▸ **YOUR OBJECTIVE**
Quote the data below in full, minus the images.
BEGIN EXERCISE INPUTS
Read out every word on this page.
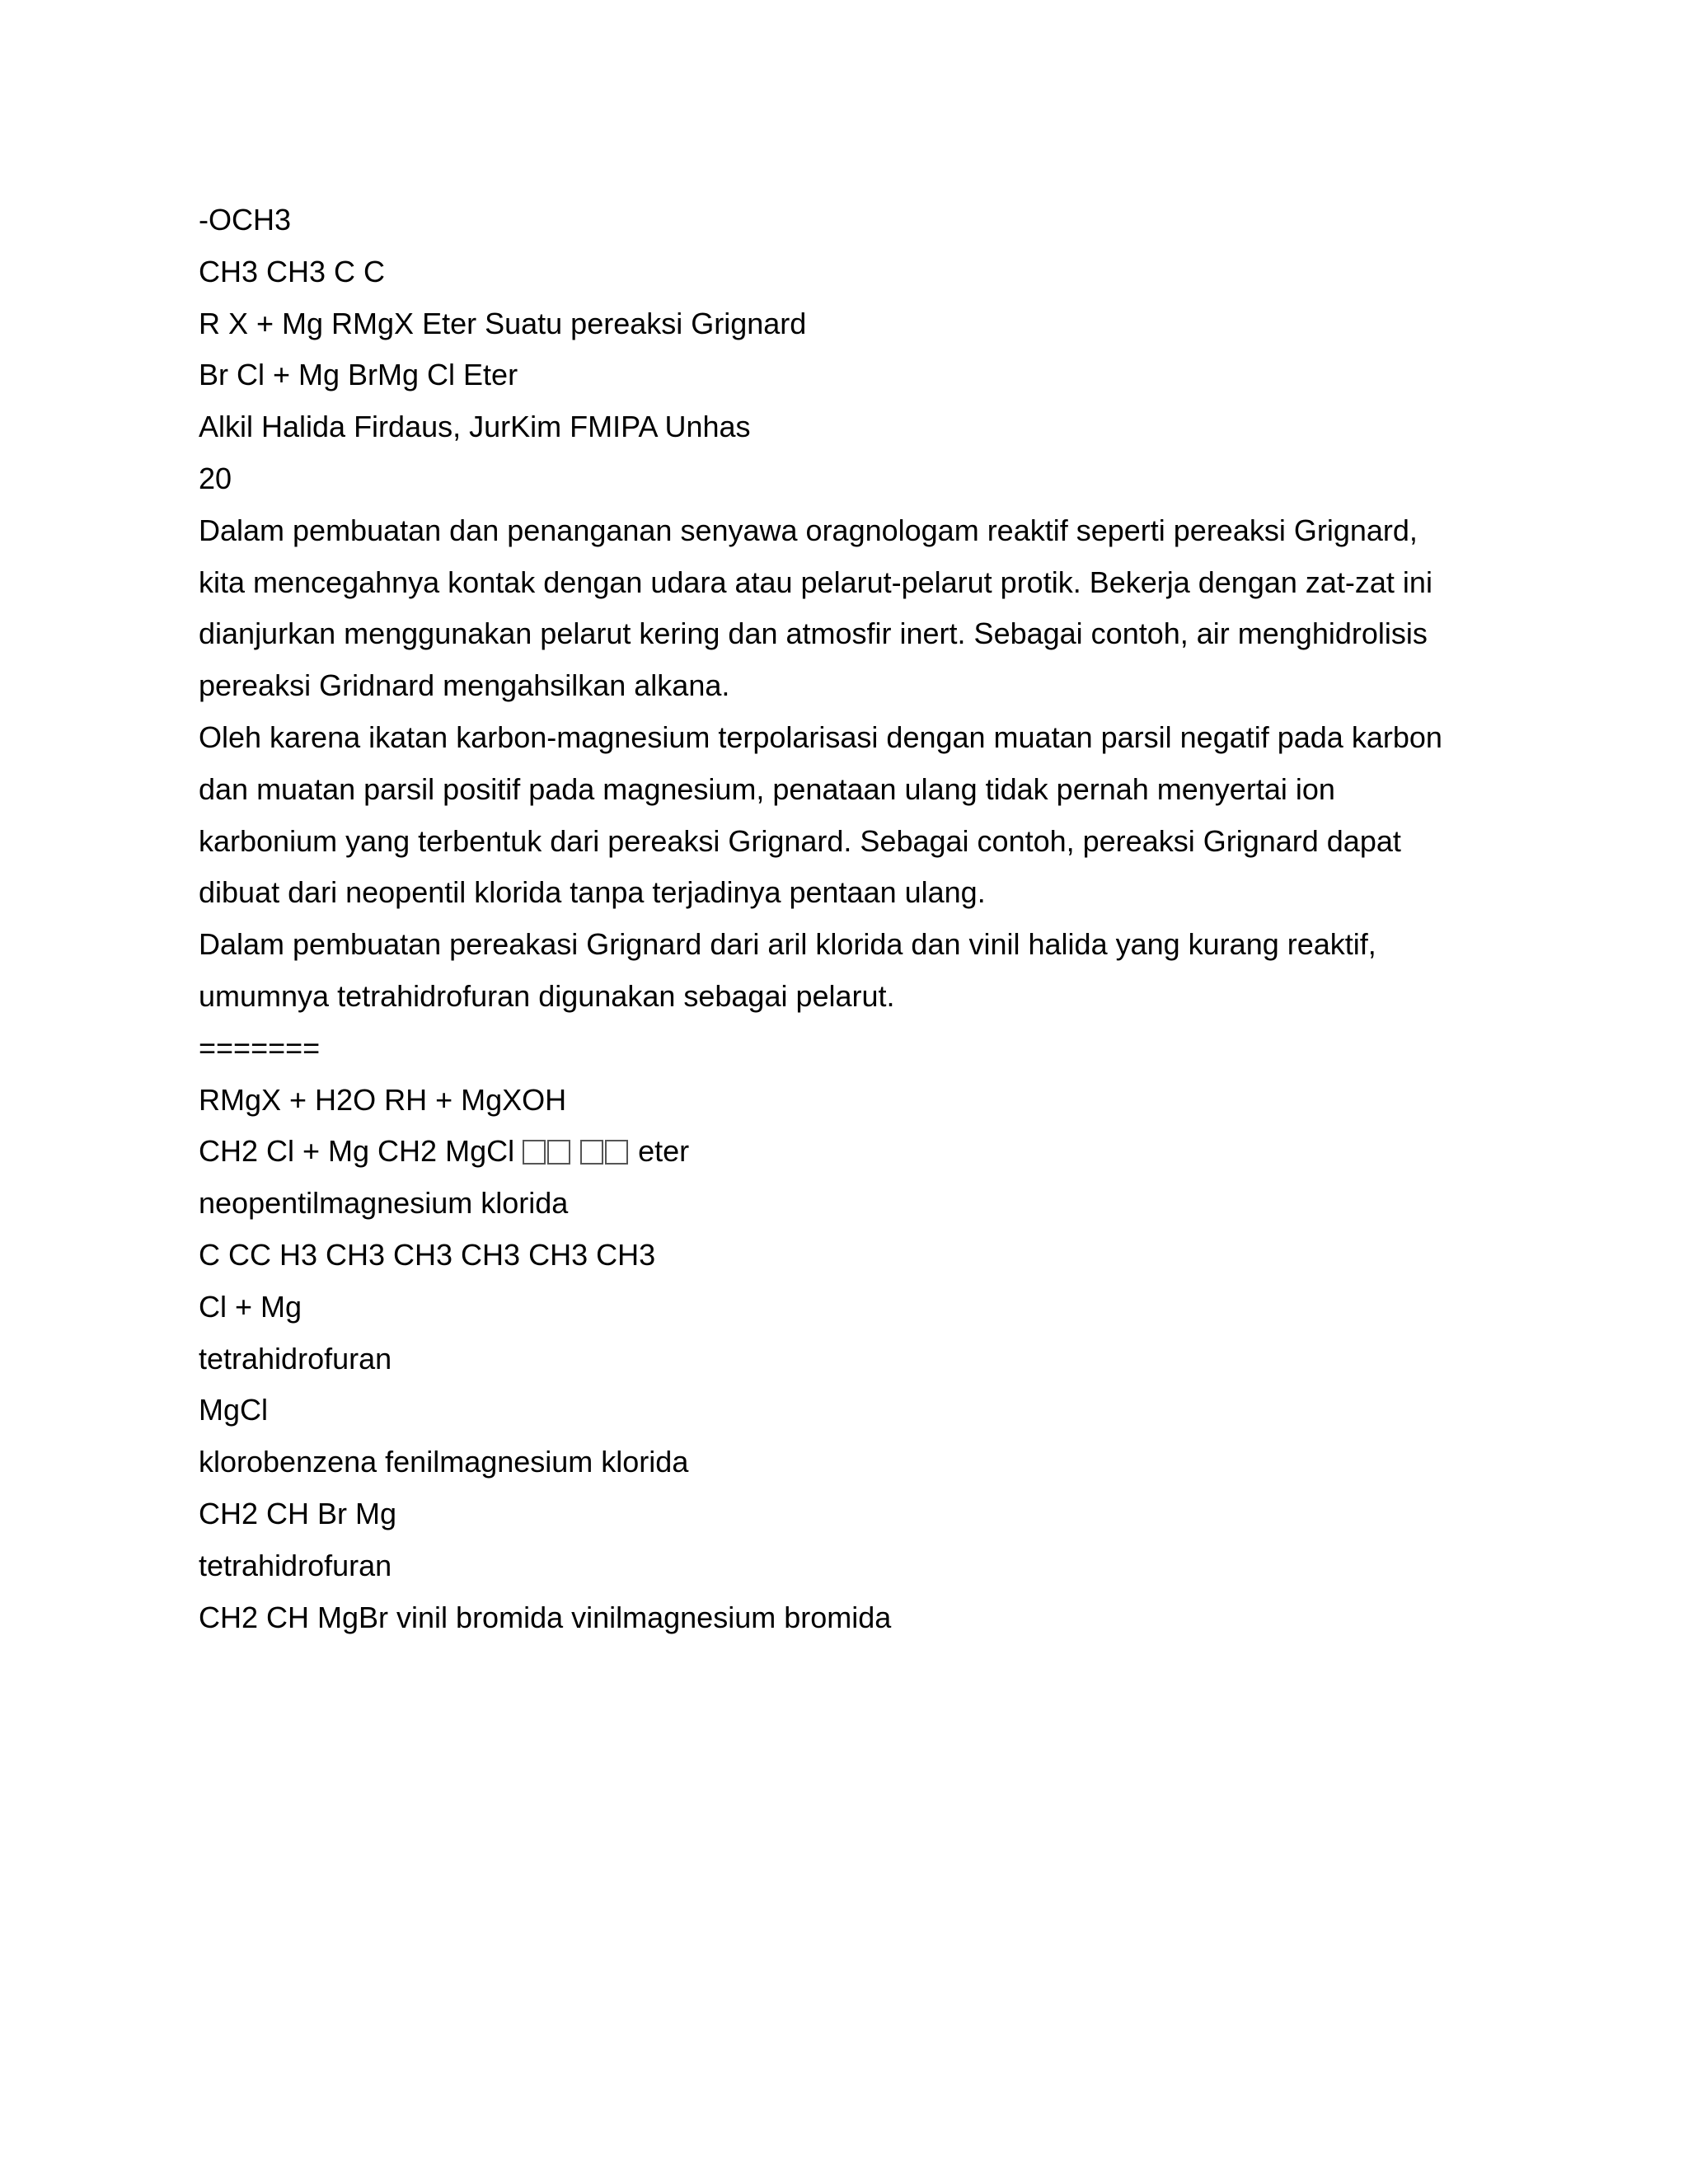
-OCH3
CH3 CH3 C C
R X + Mg RMgX Eter Suatu pereaksi Grignard
Br Cl + Mg BrMg Cl Eter
Alkil Halida Firdaus, JurKim FMIPA Unhas
20
Dalam pembuatan dan penanganan senyawa oragnologam reaktif seperti pereaksi Grignard,
kita mencegahnya kontak dengan udara atau pelarut-pelarut protik. Bekerja dengan zat-zat ini
dianjurkan menggunakan pelarut kering dan atmosfir inert. Sebagai contoh, air menghidrolisis
pereaksi Gridnard mengahsilkan alkana.
Oleh karena ikatan karbon-magnesium terpolarisasi dengan muatan parsil negatif pada karbon
dan muatan parsil positif pada magnesium, penataan ulang tidak pernah menyertai ion
karbonium yang terbentuk dari pereaksi Grignard. Sebagai contoh, pereaksi Grignard dapat
dibuat dari neopentil klorida tanpa terjadinya pentaan ulang.
Dalam pembuatan pereakasi Grignard dari aril klorida dan vinil halida yang kurang reaktif,
umumnya tetrahidrofuran digunakan sebagai pelarut.
=======
RMgX + H2O RH + MgXOH
CH2 Cl + Mg CH2 MgCl	eter
neopentilmagnesium klorida
C CC H3 CH3 CH3 CH3 CH3 CH3
Cl + Mg
tetrahidrofuran
MgCl
klorobenzena fenilmagnesium klorida
CH2 CH Br Mg
tetrahidrofuran
CH2 CH MgBr vinil bromida vinilmagnesium bromida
END EXERCISE INPUTS
▸ **RESULT BELOW**
Read out every word on this page.
-OCH3
CH3 CH3 C C
R X + Mg RMgX Eter Suatu pereaksi Grignard
Br Cl + Mg BrMg Cl Eter
Alkil Halida Firdaus, JurKim FMIPA Unhas
20
Dalam pembuatan dan penanganan senyawa oragnologam reaktif seperti pereaksi Grignard,
kita mencegahnya kontak dengan udara atau pelarut-pelarut protik. Bekerja dengan zat-zat ini
dianjurkan menggunakan pelarut kering dan atmosfir inert. Sebagai contoh, air menghidrolisis
pereaksi Gridnard mengahsilkan alkana.
Oleh karena ikatan karbon-magnesium terpolarisasi dengan muatan parsil negatif pada karbon
dan muatan parsil positif pada magnesium, penataan ulang tidak pernah menyertai ion
karbonium yang terbentuk dari pereaksi Grignard. Sebagai contoh, pereaksi Grignard dapat
dibuat dari neopentil klorida tanpa terjadinya pentaan ulang.
Dalam pembuatan pereakasi Grignard dari aril klorida dan vinil halida yang kurang reaktif,
umumnya tetrahidrofuran digunakan sebagai pelarut.
=======
RMgX + H2O RH + MgXOH
CH2 Cl + Mg CH2 MgCl	eter
neopentilmagnesium klorida
C CC H3 CH3 CH3 CH3 CH3 CH3
Cl + Mg
tetrahidrofuran
MgCl
klorobenzena fenilmagnesium klorida
CH2 CH Br Mg
tetrahidrofuran
CH2 CH MgBr vinil bromida vinilmagnesium bromida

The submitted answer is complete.